GIVEN INSTRUCTION:
Output as a numbered list, with blank lines omitted, the records starting with the line that contains "label-leader: [870, 331, 900, 366]" and going on through the line that contains "arrow-head-icon: [463, 321, 477, 335]".

-------- MATERIAL PROVIDED --------

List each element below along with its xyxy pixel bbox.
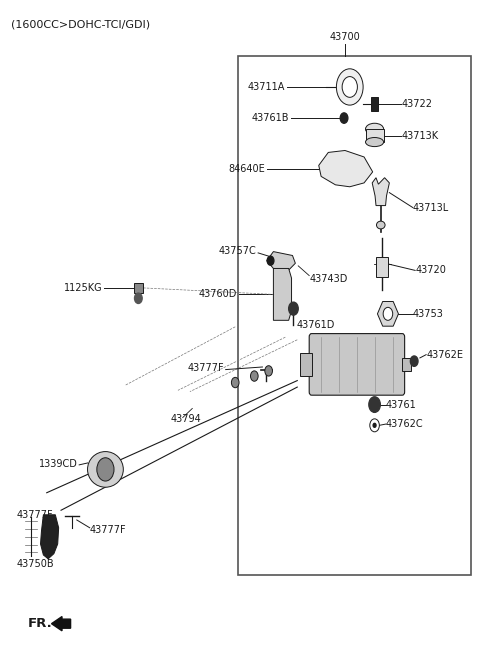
Text: 43761B: 43761B [252,113,289,123]
Bar [133,283,143,293]
Circle shape [231,378,239,388]
Circle shape [340,113,348,123]
Text: FR.: FR. [28,617,52,630]
Polygon shape [274,268,291,320]
Text: 43722: 43722 [401,99,432,109]
Circle shape [265,366,273,376]
Polygon shape [40,515,59,559]
Text: 1339CD: 1339CD [39,458,78,469]
Circle shape [97,458,114,481]
Text: 43713L: 43713L [413,202,449,212]
Bar [371,97,378,111]
Polygon shape [267,251,295,271]
Text: 43762E: 43762E [426,350,463,359]
Circle shape [336,69,363,105]
Circle shape [373,423,376,427]
Bar [376,257,388,277]
Polygon shape [372,178,389,206]
Ellipse shape [87,452,123,487]
Text: 43711A: 43711A [248,82,285,92]
Text: 43760D: 43760D [199,290,237,299]
FancyBboxPatch shape [309,333,405,395]
Circle shape [288,302,298,315]
Bar [238,57,471,575]
Text: 43761D: 43761D [296,320,335,331]
FancyArrow shape [51,616,71,631]
Text: (1600CC>DOHC-TCI/GDI): (1600CC>DOHC-TCI/GDI) [11,20,150,29]
Ellipse shape [365,137,384,146]
Text: 43777F: 43777F [188,363,224,373]
Circle shape [383,307,393,320]
Circle shape [410,356,418,367]
Circle shape [370,419,379,432]
Text: 1125KG: 1125KG [64,283,103,293]
Circle shape [342,77,358,98]
Text: 43777F: 43777F [90,525,126,534]
Text: 43777F: 43777F [17,510,53,519]
Bar [300,353,312,376]
Bar [402,358,411,371]
Text: 43762C: 43762C [386,419,424,429]
Text: 43700: 43700 [330,32,360,42]
Ellipse shape [376,221,385,229]
Polygon shape [319,150,372,187]
Text: 43713K: 43713K [401,131,438,141]
Text: 84640E: 84640E [228,163,265,174]
Text: 43761: 43761 [386,400,417,409]
Text: 43750B: 43750B [17,559,54,569]
Circle shape [134,293,142,303]
Ellipse shape [365,123,384,135]
Polygon shape [377,301,398,326]
Text: 43757C: 43757C [219,246,257,256]
Circle shape [251,371,258,381]
Circle shape [267,256,274,265]
Text: 43720: 43720 [415,266,446,275]
Text: 43753: 43753 [413,309,444,319]
Text: 43794: 43794 [171,414,202,424]
Bar [365,129,384,142]
Circle shape [369,397,380,412]
Text: 43743D: 43743D [309,274,348,284]
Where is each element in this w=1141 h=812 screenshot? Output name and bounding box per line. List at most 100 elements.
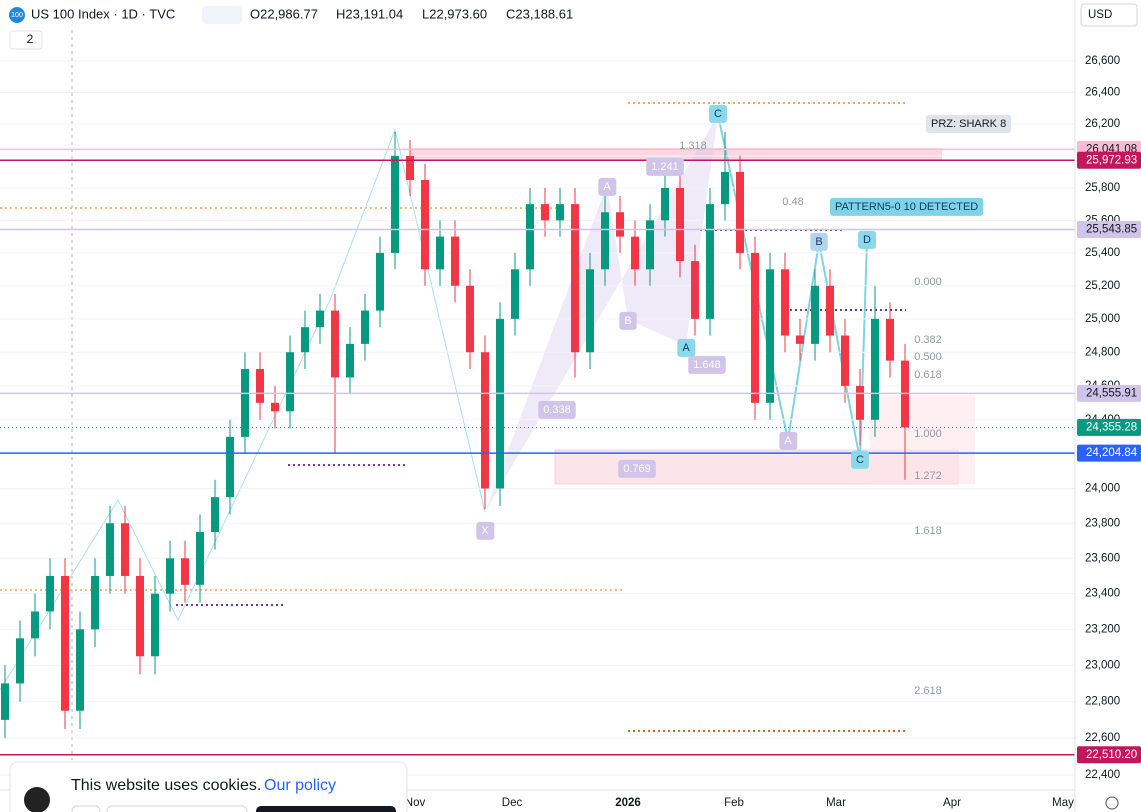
annotation: 0.500 (914, 351, 942, 363)
price-badge-label: 24,355.28 (1086, 421, 1137, 433)
compare-button[interactable] (202, 6, 242, 24)
annotation: X (481, 525, 489, 537)
annotation: A (682, 342, 690, 354)
candle-body (106, 523, 114, 576)
ohlc-high: H23,191.04 (336, 6, 403, 21)
candle-body (436, 236, 444, 270)
candle-body (886, 318, 894, 361)
annotation-box (677, 338, 696, 357)
annotation: 0.48 (782, 196, 803, 208)
candle-body (811, 285, 819, 344)
symbol-logo-text: 100 (11, 12, 23, 19)
annotation: 0.382 (914, 334, 942, 346)
annotation: 1.241 (651, 161, 679, 173)
x-tick-label: Dec (502, 797, 523, 809)
candle-body (121, 523, 129, 576)
candle-body (616, 212, 624, 237)
x-tick-label: Mar (826, 797, 846, 809)
annotation-box (779, 431, 798, 450)
x-tick-label: 2026 (615, 797, 641, 809)
ohlc-low: L22,973.60 (422, 6, 487, 21)
candle-body (31, 611, 39, 639)
candle-body (361, 310, 369, 344)
price-badge-label: 25,972.93 (1086, 154, 1137, 166)
candle-body (286, 352, 294, 412)
currency-button[interactable] (1080, 3, 1138, 27)
plot (0, 60, 1075, 776)
cookie-icon (24, 787, 50, 812)
settings-icon[interactable] (1105, 796, 1119, 810)
candle-body (211, 497, 219, 532)
y-tick-label: 24,800 (1085, 346, 1120, 358)
candle-body (766, 269, 774, 403)
candle-body (721, 171, 729, 205)
annotation-box (476, 521, 495, 540)
price-badge (1077, 151, 1141, 169)
x-tick-label: Apr (943, 797, 961, 809)
prz-zone (410, 148, 942, 160)
ohlc-open: O22,986.77 (250, 6, 318, 21)
price-badge-label: 24,204.84 (1086, 447, 1138, 459)
cookie-button[interactable] (71, 805, 101, 812)
annotation-box (598, 177, 617, 196)
y-tick-label: 23,400 (1085, 588, 1120, 600)
candle-body (226, 436, 234, 498)
candle-body (391, 155, 399, 253)
candle-body (586, 269, 594, 353)
y-tick-label: 23,800 (1085, 517, 1120, 529)
candle-body (331, 310, 339, 378)
annotation: 1.318 (679, 140, 707, 152)
price-badge-label: 25,543.85 (1086, 223, 1137, 235)
candle-body (706, 204, 714, 319)
y-tick-label: 23,200 (1085, 623, 1120, 635)
cookie-policy-link[interactable]: Our policy (264, 777, 336, 794)
annotation: D (863, 234, 871, 246)
price-axis (1075, 0, 1141, 812)
cookie-button[interactable] (106, 805, 248, 812)
cookie-accept-button[interactable] (256, 806, 396, 812)
candle-body (271, 402, 279, 412)
y-tick-label: 22,800 (1085, 696, 1120, 708)
y-tick-label: 23,600 (1085, 552, 1120, 564)
symbol-title[interactable]: US 100 Index · 1D · TVC (31, 6, 175, 21)
candle-body (856, 385, 864, 420)
x-tick-label: Nov (405, 797, 426, 809)
annotation-box (619, 311, 637, 330)
candle-body (676, 187, 684, 262)
candle-body (571, 204, 579, 353)
y-tick-label: 26,200 (1085, 118, 1120, 130)
y-tick-label: 24,000 (1085, 483, 1120, 495)
annotation: 0.000 (914, 276, 942, 288)
candle-body (796, 335, 804, 344)
candle-body (751, 252, 759, 403)
price-badge (1077, 418, 1141, 436)
price-badge (1077, 384, 1141, 402)
candle-body (826, 285, 834, 336)
annotation-box (830, 197, 984, 216)
ohlc-close: C23,188.61 (506, 6, 573, 21)
y-tick-label: 23,000 (1085, 659, 1120, 671)
price-badge (1077, 444, 1141, 462)
x-tick-label: Feb (724, 797, 744, 809)
candle-body (136, 575, 144, 657)
y-tick-label: 25,800 (1085, 182, 1120, 194)
indicator-count[interactable]: 2 (27, 32, 34, 46)
candle-body (46, 575, 54, 612)
annotation: 1.272 (914, 470, 942, 482)
annotation-box (926, 114, 1012, 133)
time-axis: Nov Dec 2026 Feb Mar Apr May (405, 797, 1074, 809)
annotation-box (646, 157, 684, 176)
overlays: PRZ: SHARK 8 PATTERN5-0 10 DETECTED X A B C A B… (0, 104, 1075, 756)
annotation-box (810, 232, 828, 251)
candle-body (691, 261, 699, 319)
indicators-toggle[interactable] (9, 30, 43, 50)
candle-body (781, 269, 789, 336)
y-tick-label: 25,000 (1085, 313, 1120, 325)
candle-body (406, 155, 414, 180)
candle-body (601, 212, 609, 270)
currency[interactable]: USD (1088, 9, 1112, 21)
y-tick-label: 22,600 (1085, 732, 1120, 744)
annotation: 0.618 (914, 369, 942, 381)
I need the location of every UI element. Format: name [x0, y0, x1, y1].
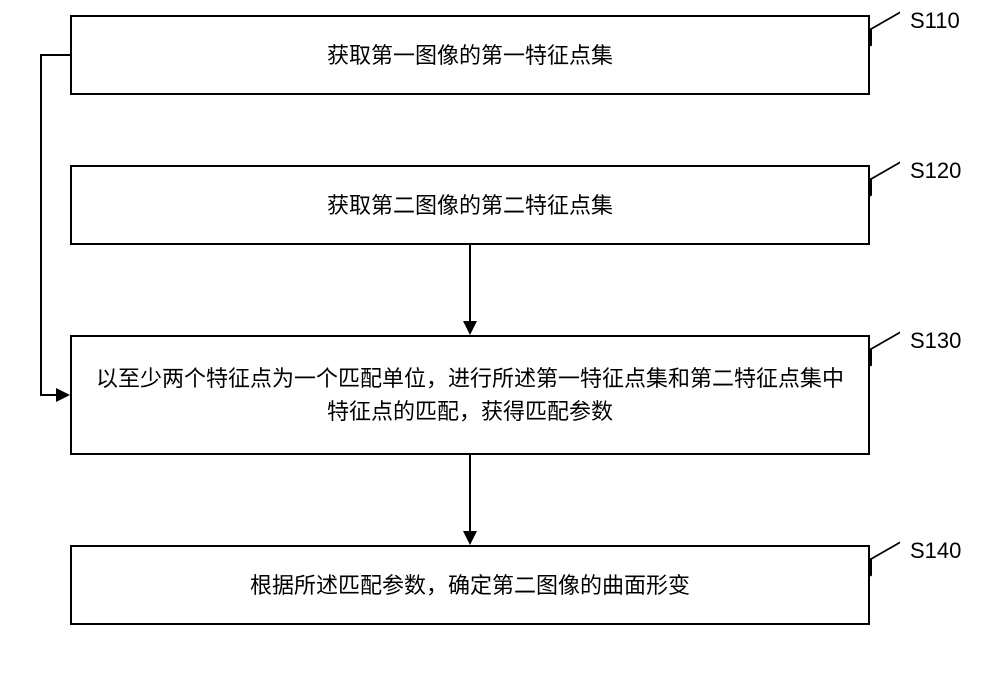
label-leader: [870, 331, 900, 366]
flow-arrow: [469, 455, 471, 533]
flow-label-s130: S130: [910, 328, 961, 354]
flow-box-s140: 根据所述匹配参数，确定第二图像的曲面形变: [70, 545, 870, 625]
flow-box-text: 获取第一图像的第一特征点集: [327, 39, 613, 72]
flow-label-s120: S120: [910, 158, 961, 184]
flow-label-s140: S140: [910, 538, 961, 564]
flow-box-text: 获取第二图像的第二特征点集: [327, 189, 613, 222]
arrow-head-icon: [463, 321, 477, 335]
flow-box-s120: 获取第二图像的第二特征点集: [70, 165, 870, 245]
arrow-head-icon: [463, 531, 477, 545]
flow-box-text: 根据所述匹配参数，确定第二图像的曲面形变: [250, 569, 690, 602]
flow-arrow: [40, 54, 42, 395]
flow-box-s110: 获取第一图像的第一特征点集: [70, 15, 870, 95]
flow-box-s130: 以至少两个特征点为一个匹配单位，进行所述第一特征点集和第二特征点集中特征点的匹配…: [70, 335, 870, 455]
label-leader: [870, 161, 900, 196]
flow-arrow: [469, 245, 471, 323]
label-leader: [870, 11, 900, 46]
flow-arrow: [40, 54, 70, 56]
flow-box-text: 以至少两个特征点为一个匹配单位，进行所述第一特征点集和第二特征点集中特征点的匹配…: [92, 362, 848, 428]
label-leader: [870, 541, 900, 576]
flow-label-s110: S110: [910, 8, 960, 34]
arrow-head-icon: [56, 388, 70, 402]
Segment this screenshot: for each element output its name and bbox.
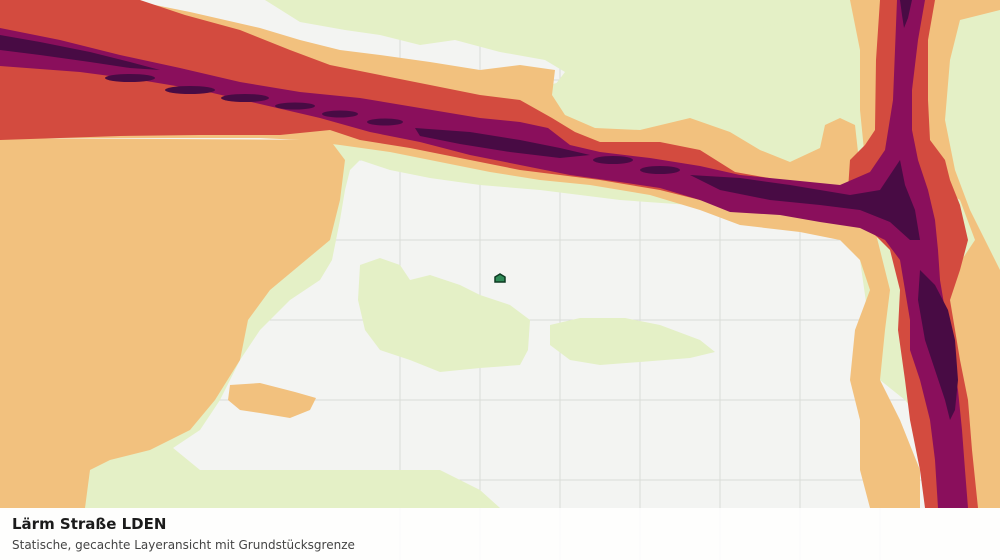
parcel-boundary[interactable] — [494, 273, 506, 283]
map-caption: Lärm Straße LDEN Statische, gecachte Lay… — [0, 508, 1000, 560]
noise-band-5 — [0, 0, 958, 420]
noise-band-4 — [0, 0, 968, 508]
map-subtitle: Statische, gecachte Layeransicht mit Gru… — [12, 538, 355, 552]
map-title: Lärm Straße LDEN — [12, 515, 167, 533]
parcel-polygon[interactable] — [494, 273, 506, 283]
noise-band-3 — [0, 0, 978, 508]
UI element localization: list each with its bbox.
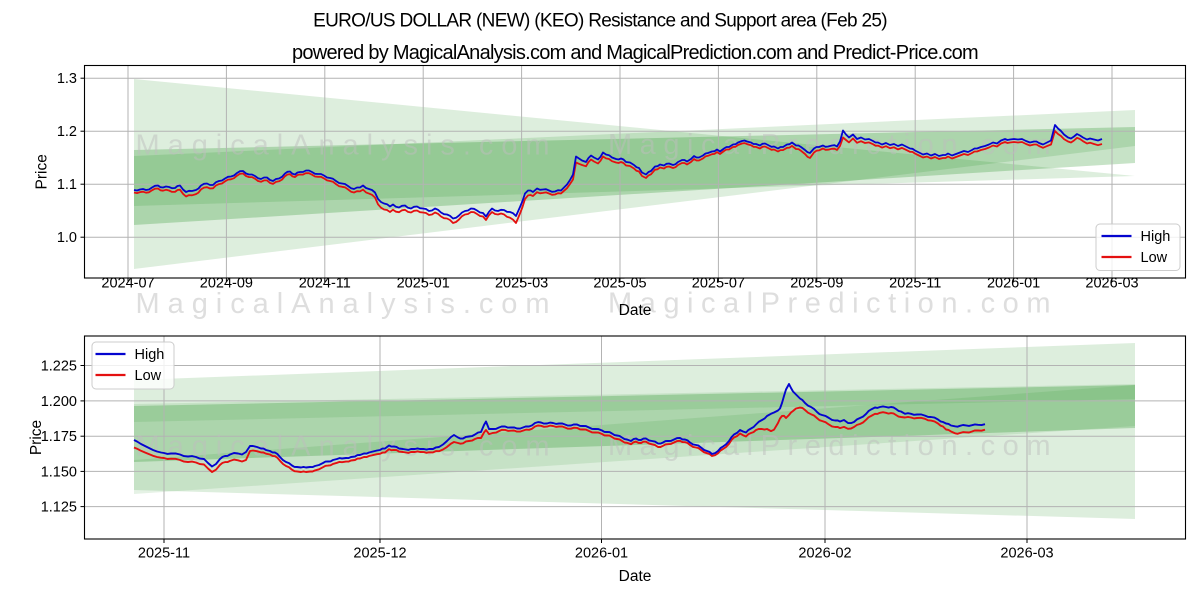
svg-text:1.1: 1.1 <box>57 177 77 193</box>
svg-text:1.0: 1.0 <box>57 230 77 246</box>
svg-text:MagicalAnalysis.com: MagicalAnalysis.com <box>136 288 558 320</box>
svg-text:1.175: 1.175 <box>41 429 77 445</box>
svg-text:1.150: 1.150 <box>41 464 77 480</box>
svg-text:Price: Price <box>28 420 45 455</box>
svg-text:2026-01: 2026-01 <box>575 546 628 562</box>
svg-text:2026-01: 2026-01 <box>987 276 1040 292</box>
svg-text:High: High <box>135 347 165 363</box>
svg-text:MagicalAnalysis.com: MagicalAnalysis.com <box>136 431 558 463</box>
svg-text:2026-02: 2026-02 <box>798 546 851 562</box>
svg-text:High: High <box>1141 229 1171 245</box>
svg-text:2025-11: 2025-11 <box>138 546 190 562</box>
svg-text:2025-12: 2025-12 <box>353 546 406 562</box>
svg-text:1.2: 1.2 <box>57 124 77 140</box>
svg-text:2025-05: 2025-05 <box>593 276 646 292</box>
svg-text:1.125: 1.125 <box>41 500 77 516</box>
svg-text:1.3: 1.3 <box>57 71 77 87</box>
svg-text:Price: Price <box>34 154 51 189</box>
svg-text:2025-01: 2025-01 <box>397 276 450 292</box>
svg-text:2025-03: 2025-03 <box>495 276 548 292</box>
svg-text:2025-09: 2025-09 <box>790 276 843 292</box>
svg-text:MagicalPrediction.com: MagicalPrediction.com <box>608 430 1058 462</box>
svg-text:Date: Date <box>619 568 652 585</box>
svg-text:Low: Low <box>135 368 162 384</box>
svg-text:EURO/US DOLLAR (NEW) (KEO) Res: EURO/US DOLLAR (NEW) (KEO) Resistance an… <box>313 11 887 32</box>
svg-text:2024-09: 2024-09 <box>200 276 253 292</box>
svg-text:powered by MagicalAnalysis.com: powered by MagicalAnalysis.com and Magic… <box>292 42 978 64</box>
svg-text:Low: Low <box>1141 250 1168 266</box>
svg-text:2024-11: 2024-11 <box>299 276 351 292</box>
svg-text:2025-07: 2025-07 <box>692 276 745 292</box>
svg-text:2025-11: 2025-11 <box>889 276 941 292</box>
svg-text:2024-07: 2024-07 <box>101 276 154 292</box>
svg-text:MagicalPrediction.com: MagicalPrediction.com <box>608 129 1058 161</box>
svg-text:Date: Date <box>619 302 652 319</box>
svg-text:1.200: 1.200 <box>41 394 77 410</box>
svg-text:MagicalAnalysis.com: MagicalAnalysis.com <box>136 130 558 162</box>
svg-text:2026-03: 2026-03 <box>1085 276 1138 292</box>
svg-text:1.225: 1.225 <box>41 359 77 375</box>
svg-text:2026-03: 2026-03 <box>1000 546 1053 562</box>
svg-text:MagicalPrediction.com: MagicalPrediction.com <box>608 288 1058 320</box>
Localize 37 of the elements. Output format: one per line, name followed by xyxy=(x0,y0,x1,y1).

--------

RESPONSE BELOW:
1. label-leader: [870, 331, 900, 366]
2. flow-arrow: [469, 455, 471, 533]
3. flow-label-s130: S130: [910, 328, 961, 354]
4. flow-box-s140: 根据所述匹配参数，确定第二图像的曲面形变: [70, 545, 870, 625]
5. flow-box-text: 获取第一图像的第一特征点集: [327, 39, 613, 72]
6. flow-label-s120: S120: [910, 158, 961, 184]
7. flow-label-s140: S140: [910, 538, 961, 564]
8. flow-box-text: 获取第二图像的第二特征点集: [327, 189, 613, 222]
9. arrow-head-icon: [463, 321, 477, 335]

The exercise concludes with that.